===== Source extract
1.0.5 Plots and statistical tests for autocorrelation

1.0.5.1 Index plot

For time series data (data collected where time order is relevant),
a useful plot for analysis is the index plot

  • plot of the standardized residual versus
    • time or
    • some index of the collection order,
    • whichever makes more sense.

If errors are correlated,
residuals of the same sign (\(+\) or \(-\)) will occur in clusters or bunches called runs.

## add residuals, standardized residuals, and an index variable to dataset
n <- nrow(expendData) ## sample size
expendData <- mutate(expendData, e = residuals(lmfit), r = rstandard(lmfit), index = 1:n)
## index plot
gf_point(r ~ index, data = expendData, size = 2) %>% 
  gf_line() %>%
  gf_labs(x = "Quarter", y = "standardized residuals") %>%
  gf_lims(y = c(min(min(~r, data = expendData), -2.1), max(max(~r, data = expendData), 2.1))) %>%
  gf_hline(yintercept = c(-2, 0, 2), linetype = "dashed")

We connected the points from left to right to make it easier to see autocorrelation.

Here, the sequential residuals seem to follow an ordered pattern
(except for a few points) with respect to magnitude and sign

1.0.5.2 One statistic = number of runs

Number of runs:

The visual impression can be formally confirmed by counting
the number of sequences, batches, clusters, (runs) of either positive or negative residuals

Statistic = number of runs

Sequence Plot:

One-dimensional plot of the signs of the residuals, taken in the order of the observations.
==========
===== Data records
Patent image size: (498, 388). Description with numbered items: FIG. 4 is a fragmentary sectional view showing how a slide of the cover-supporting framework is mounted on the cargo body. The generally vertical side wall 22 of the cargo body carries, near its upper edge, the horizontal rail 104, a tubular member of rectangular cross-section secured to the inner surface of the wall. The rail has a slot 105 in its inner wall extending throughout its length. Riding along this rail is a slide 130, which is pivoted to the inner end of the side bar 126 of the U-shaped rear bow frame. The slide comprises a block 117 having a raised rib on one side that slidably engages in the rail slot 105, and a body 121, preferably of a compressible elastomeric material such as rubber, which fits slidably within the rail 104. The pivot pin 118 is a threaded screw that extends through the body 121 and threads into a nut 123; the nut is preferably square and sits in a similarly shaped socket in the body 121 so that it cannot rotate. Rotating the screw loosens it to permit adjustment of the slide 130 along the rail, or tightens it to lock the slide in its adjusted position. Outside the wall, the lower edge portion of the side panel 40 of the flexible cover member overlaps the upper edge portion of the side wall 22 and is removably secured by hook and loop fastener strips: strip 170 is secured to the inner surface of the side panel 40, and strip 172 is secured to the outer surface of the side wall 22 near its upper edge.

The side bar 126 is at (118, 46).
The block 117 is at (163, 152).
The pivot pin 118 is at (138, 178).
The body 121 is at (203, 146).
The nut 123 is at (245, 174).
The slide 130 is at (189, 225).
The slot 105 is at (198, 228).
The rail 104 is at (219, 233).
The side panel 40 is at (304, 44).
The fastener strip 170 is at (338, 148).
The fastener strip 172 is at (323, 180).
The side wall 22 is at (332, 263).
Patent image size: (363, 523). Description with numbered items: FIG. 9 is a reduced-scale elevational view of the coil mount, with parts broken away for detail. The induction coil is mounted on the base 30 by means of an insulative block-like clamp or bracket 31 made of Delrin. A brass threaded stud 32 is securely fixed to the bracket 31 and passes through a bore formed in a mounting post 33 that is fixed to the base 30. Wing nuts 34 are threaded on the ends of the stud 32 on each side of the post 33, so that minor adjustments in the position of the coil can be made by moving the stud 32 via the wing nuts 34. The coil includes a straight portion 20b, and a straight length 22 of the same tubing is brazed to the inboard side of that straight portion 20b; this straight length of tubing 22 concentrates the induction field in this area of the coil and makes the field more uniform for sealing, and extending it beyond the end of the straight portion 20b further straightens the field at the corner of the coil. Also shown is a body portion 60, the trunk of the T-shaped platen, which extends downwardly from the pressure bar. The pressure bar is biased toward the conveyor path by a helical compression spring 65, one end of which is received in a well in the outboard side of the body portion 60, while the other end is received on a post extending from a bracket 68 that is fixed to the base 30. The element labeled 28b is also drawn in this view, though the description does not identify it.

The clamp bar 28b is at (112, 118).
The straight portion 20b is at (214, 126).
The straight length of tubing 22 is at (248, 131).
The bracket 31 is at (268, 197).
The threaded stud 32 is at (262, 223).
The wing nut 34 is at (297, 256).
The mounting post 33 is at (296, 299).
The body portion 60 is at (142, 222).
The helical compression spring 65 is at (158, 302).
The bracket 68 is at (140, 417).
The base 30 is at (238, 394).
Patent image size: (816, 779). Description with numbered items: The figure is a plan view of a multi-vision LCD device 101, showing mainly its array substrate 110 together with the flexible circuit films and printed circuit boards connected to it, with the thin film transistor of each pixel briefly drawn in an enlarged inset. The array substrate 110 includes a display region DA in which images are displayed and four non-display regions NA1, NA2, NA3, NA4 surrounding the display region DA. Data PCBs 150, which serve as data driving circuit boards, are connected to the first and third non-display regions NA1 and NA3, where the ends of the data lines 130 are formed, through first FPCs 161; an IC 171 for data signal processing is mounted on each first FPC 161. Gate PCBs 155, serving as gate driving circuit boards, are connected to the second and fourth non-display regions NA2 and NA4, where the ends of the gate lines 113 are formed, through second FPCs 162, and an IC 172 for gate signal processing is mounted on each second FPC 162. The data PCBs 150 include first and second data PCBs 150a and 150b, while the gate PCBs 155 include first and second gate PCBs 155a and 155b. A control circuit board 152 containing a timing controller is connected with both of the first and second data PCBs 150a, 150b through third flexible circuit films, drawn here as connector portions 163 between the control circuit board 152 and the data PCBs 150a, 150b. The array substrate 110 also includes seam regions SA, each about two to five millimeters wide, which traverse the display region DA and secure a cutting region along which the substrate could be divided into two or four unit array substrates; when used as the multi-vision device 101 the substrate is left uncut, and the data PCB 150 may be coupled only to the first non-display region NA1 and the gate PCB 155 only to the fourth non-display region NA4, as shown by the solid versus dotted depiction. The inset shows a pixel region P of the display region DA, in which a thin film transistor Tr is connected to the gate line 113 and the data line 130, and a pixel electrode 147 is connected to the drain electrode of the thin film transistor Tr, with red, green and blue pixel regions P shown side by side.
==========
» **To be done**:
1. Using the autocorrelation text, decide whether each statement agrees with it: (a) the index plot shows standardized residuals against time or collection order; (b) correlated errors produce same-sign residuals in clusters called runs; (c) the sequence plot is a two-dimensional plot of residual magnitudes. Answer yes or no for each, quoting the deciding words.
2. Extract the part of the autocorrelation text from "The visual impression" up to and including "of the observations.".
The data has no connection to the text on autocorrelation.

» **List of solutions**:
1.
(a) Yes: "plot of the standardized residual versus" "time or" "some index of the collection order"
(b) Yes: "will occur in clusters or bunches called runs"
(c) No: "One-dimensional plot of the signs of the residuals"

2.
The visual impression can be formally confirmed by counting
the number of sequences, batches, clusters, (runs) of either positive or negative residuals

Statistic = number of runs

Sequence Plot:

One-dimensional plot of the signs of the residuals, taken in the order of the observations.